(Stored data entries)
— Begin —

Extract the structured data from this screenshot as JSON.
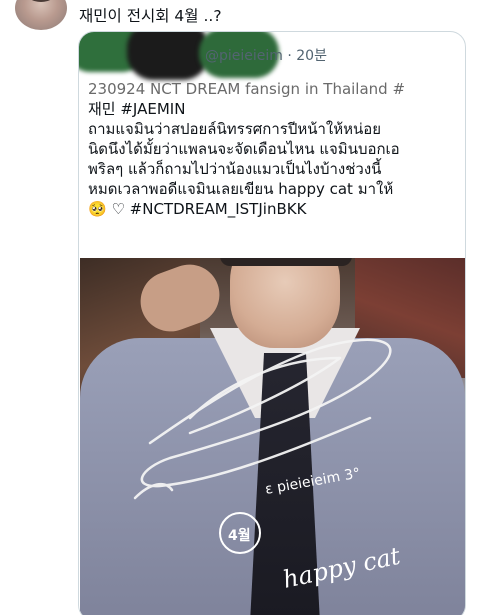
{
  "post": {
    "text": "재민이 전시회 4월 ..?"
  },
  "quote": {
    "handle_time": "@pieieieim · 20분",
    "top_line": "230924 NCT DREAM fansign in Thailand #",
    "body_rest": "재민 #JAEMIN\nถามแจมินว่าสปอยล์นิทรรศการปีหน้าให้หน่อย\nนิดนึงได้มั้ยว่าแพลนจะจัดเดือนไหน แจมินบอกเอ\nพริลๆ แล้วก็ถามไปว่าน้องแมวเป็นไงบ้างช่วงนี้\nหมดเวลาพอดีแจมินเลยเขียน happy cat มาให้\n🥺 ♡ #NCTDREAM_ISTJinBKK"
  },
  "photo": {
    "signature_handle": "ε pieieieim 3°",
    "signature_date": "4월",
    "signature_message": "happy cat"
  }
}
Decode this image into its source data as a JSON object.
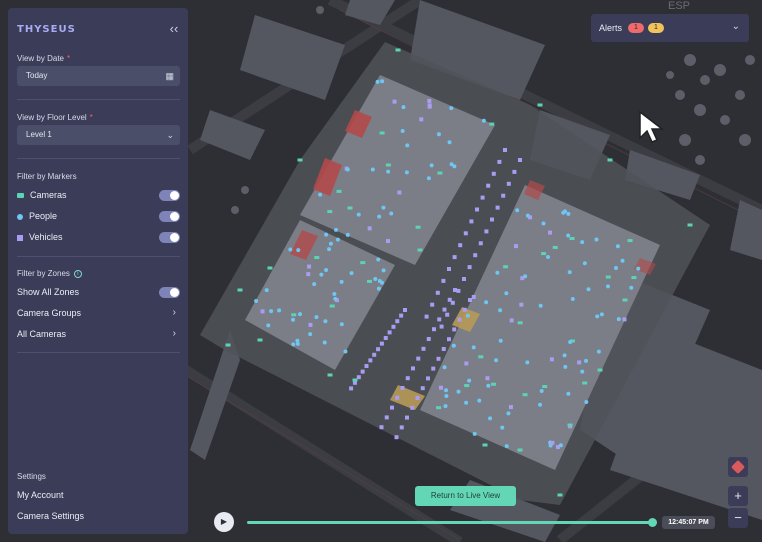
{
  "brand": "THYSEUS",
  "sidebar": {
    "date_label": "View by Date",
    "date_value": "Today",
    "floor_label": "View by Floor Level",
    "floor_value": "Level 1",
    "markers_label": "Filter by Markers",
    "markers": [
      {
        "label": "Cameras",
        "color": "#5cd3b6",
        "on": true
      },
      {
        "label": "People",
        "color": "#6ec6f2",
        "on": true
      },
      {
        "label": "Vehicles",
        "color": "#a99cf2",
        "on": true
      }
    ],
    "zones_label": "Filter by Zones",
    "show_all_zones": "Show All Zones",
    "camera_groups": "Camera Groups",
    "all_cameras": "All Cameras",
    "settings_label": "Settings",
    "my_account": "My Account",
    "camera_settings": "Camera Settings"
  },
  "alerts": {
    "label": "Alerts",
    "red_count": "1",
    "yellow_count": "1",
    "red_color": "#ef6b6b",
    "yellow_color": "#f0c35b"
  },
  "map": {
    "place_text": "ESP"
  },
  "playback": {
    "return_label": "Return to Live View",
    "time": "12:45:07 PM",
    "progress": 0.99
  },
  "zoom": {
    "in": "+",
    "out": "−"
  },
  "icons": {
    "collapse": "chevrons-left-icon",
    "calendar": "calendar-icon",
    "dropdown": "chevron-down-icon",
    "info": "info-icon",
    "play": "play-icon",
    "layers": "layers-icon"
  }
}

— End —

The copy should begin at the line containing "Decode this image" and end at the last line of the data above; please restate those lines word for word without the pictures.

Decode this image into its source data as a JSON object.
{
  "brand": "THYSEUS",
  "sidebar": {
    "date_label": "View by Date",
    "date_value": "Today",
    "floor_label": "View by Floor Level",
    "floor_value": "Level 1",
    "markers_label": "Filter by Markers",
    "markers": [
      {
        "label": "Cameras",
        "color": "#5cd3b6",
        "on": true
      },
      {
        "label": "People",
        "color": "#6ec6f2",
        "on": true
      },
      {
        "label": "Vehicles",
        "color": "#a99cf2",
        "on": true
      }
    ],
    "zones_label": "Filter by Zones",
    "show_all_zones": "Show All Zones",
    "camera_groups": "Camera Groups",
    "all_cameras": "All Cameras",
    "settings_label": "Settings",
    "my_account": "My Account",
    "camera_settings": "Camera Settings"
  },
  "alerts": {
    "label": "Alerts",
    "red_count": "1",
    "yellow_count": "1",
    "red_color": "#ef6b6b",
    "yellow_color": "#f0c35b"
  },
  "map": {
    "place_text": "ESP"
  },
  "playback": {
    "return_label": "Return to Live View",
    "time": "12:45:07 PM",
    "progress": 0.99
  },
  "zoom": {
    "in": "+",
    "out": "−"
  },
  "icons": {
    "collapse": "chevrons-left-icon",
    "calendar": "calendar-icon",
    "dropdown": "chevron-down-icon",
    "info": "info-icon",
    "play": "play-icon",
    "layers": "layers-icon"
  }
}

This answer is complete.